## DATA ENTRIES
● ● ●

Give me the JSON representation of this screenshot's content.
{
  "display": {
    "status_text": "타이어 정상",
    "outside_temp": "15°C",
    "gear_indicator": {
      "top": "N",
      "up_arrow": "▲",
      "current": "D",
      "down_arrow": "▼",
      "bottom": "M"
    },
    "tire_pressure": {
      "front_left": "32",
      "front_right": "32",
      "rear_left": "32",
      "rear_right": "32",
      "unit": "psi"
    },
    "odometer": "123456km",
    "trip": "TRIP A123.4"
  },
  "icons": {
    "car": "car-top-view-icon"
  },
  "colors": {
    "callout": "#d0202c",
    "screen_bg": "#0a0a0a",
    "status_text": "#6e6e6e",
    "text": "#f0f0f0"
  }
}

● ● ●

## TASK DIRECTIONS
All entries must be repeated verbatim.

## ANSWER TO THIS PROBLEM
Give me the JSON representation of this screenshot's content.
{
  "display": {
    "status_text": "타이어 정상",
    "outside_temp": "15°C",
    "gear_indicator": {
      "top": "N",
      "up_arrow": "▲",
      "current": "D",
      "down_arrow": "▼",
      "bottom": "M"
    },
    "tire_pressure": {
      "front_left": "32",
      "front_right": "32",
      "rear_left": "32",
      "rear_right": "32",
      "unit": "psi"
    },
    "odometer": "123456km",
    "trip": "TRIP A123.4"
  },
  "icons": {
    "car": "car-top-view-icon"
  },
  "colors": {
    "callout": "#d0202c",
    "screen_bg": "#0a0a0a",
    "status_text": "#6e6e6e",
    "text": "#f0f0f0"
  }
}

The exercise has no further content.